** begin DATA FOR THIS EXERCISE **

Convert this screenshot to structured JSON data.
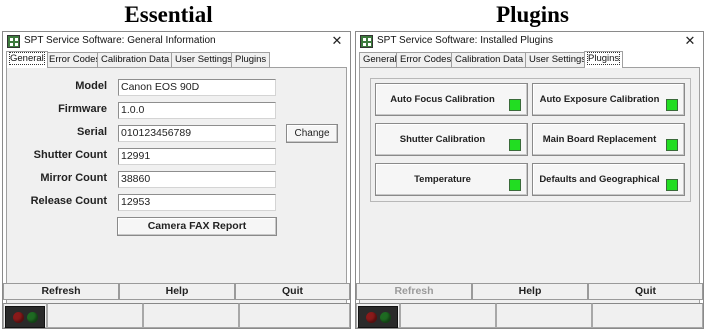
{
  "captions": {
    "left": "Essential",
    "right": "Plugins"
  },
  "windows": {
    "general": {
      "title": "SPT Service Software: General Information",
      "close_glyph": "✕",
      "tabs": [
        "General",
        "Error Codes",
        "Calibration Data",
        "User Settings",
        "Plugins"
      ],
      "active_tab": "General",
      "fields": [
        {
          "label": "Model",
          "value": "Canon EOS 90D"
        },
        {
          "label": "Firmware",
          "value": "1.0.0"
        },
        {
          "label": "Serial",
          "value": "010123456789"
        },
        {
          "label": "Shutter Count",
          "value": "12991"
        },
        {
          "label": "Mirror Count",
          "value": "38860"
        },
        {
          "label": "Release Count",
          "value": "12953"
        }
      ],
      "change_button": "Change",
      "fax_button": "Camera FAX Report",
      "bottom_buttons": [
        "Refresh",
        "Help",
        "Quit"
      ],
      "refresh_enabled": true
    },
    "plugins": {
      "title": "SPT Service Software: Installed Plugins",
      "close_glyph": "✕",
      "tabs": [
        "General",
        "Error Codes",
        "Calibration Data",
        "User Settings",
        "Plugins"
      ],
      "active_tab": "Plugins",
      "plugins": [
        {
          "label": "Auto Focus Calibration",
          "status_color": "#22dd22"
        },
        {
          "label": "Auto Exposure Calibration",
          "status_color": "#22dd22"
        },
        {
          "label": "Shutter Calibration",
          "status_color": "#22dd22"
        },
        {
          "label": "Main Board Replacement",
          "status_color": "#22dd22"
        },
        {
          "label": "Temperature",
          "status_color": "#22dd22"
        },
        {
          "label": "Defaults and Geographical",
          "status_color": "#22dd22"
        }
      ],
      "bottom_buttons": [
        "Refresh",
        "Help",
        "Quit"
      ],
      "refresh_enabled": false
    }
  },
  "icons": {
    "app": "app-grid-icon",
    "close": "close-icon",
    "status": "traffic-light-icon",
    "plugin_status": "status-led-icon"
  }
}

** end DATA FOR THIS EXERCISE **

THE REQUEST: Send back the data above word for word, with the pictures left out.

ANSWER TO THE TASK:
Convert this screenshot to structured JSON data.
{
  "captions": {
    "left": "Essential",
    "right": "Plugins"
  },
  "windows": {
    "general": {
      "title": "SPT Service Software: General Information",
      "close_glyph": "✕",
      "tabs": [
        "General",
        "Error Codes",
        "Calibration Data",
        "User Settings",
        "Plugins"
      ],
      "active_tab": "General",
      "fields": [
        {
          "label": "Model",
          "value": "Canon EOS 90D"
        },
        {
          "label": "Firmware",
          "value": "1.0.0"
        },
        {
          "label": "Serial",
          "value": "010123456789"
        },
        {
          "label": "Shutter Count",
          "value": "12991"
        },
        {
          "label": "Mirror Count",
          "value": "38860"
        },
        {
          "label": "Release Count",
          "value": "12953"
        }
      ],
      "change_button": "Change",
      "fax_button": "Camera FAX Report",
      "bottom_buttons": [
        "Refresh",
        "Help",
        "Quit"
      ],
      "refresh_enabled": true
    },
    "plugins": {
      "title": "SPT Service Software: Installed Plugins",
      "close_glyph": "✕",
      "tabs": [
        "General",
        "Error Codes",
        "Calibration Data",
        "User Settings",
        "Plugins"
      ],
      "active_tab": "Plugins",
      "plugins": [
        {
          "label": "Auto Focus Calibration",
          "status_color": "#22dd22"
        },
        {
          "label": "Auto Exposure Calibration",
          "status_color": "#22dd22"
        },
        {
          "label": "Shutter Calibration",
          "status_color": "#22dd22"
        },
        {
          "label": "Main Board Replacement",
          "status_color": "#22dd22"
        },
        {
          "label": "Temperature",
          "status_color": "#22dd22"
        },
        {
          "label": "Defaults and Geographical",
          "status_color": "#22dd22"
        }
      ],
      "bottom_buttons": [
        "Refresh",
        "Help",
        "Quit"
      ],
      "refresh_enabled": false
    }
  },
  "icons": {
    "app": "app-grid-icon",
    "close": "close-icon",
    "status": "traffic-light-icon",
    "plugin_status": "status-led-icon"
  }
}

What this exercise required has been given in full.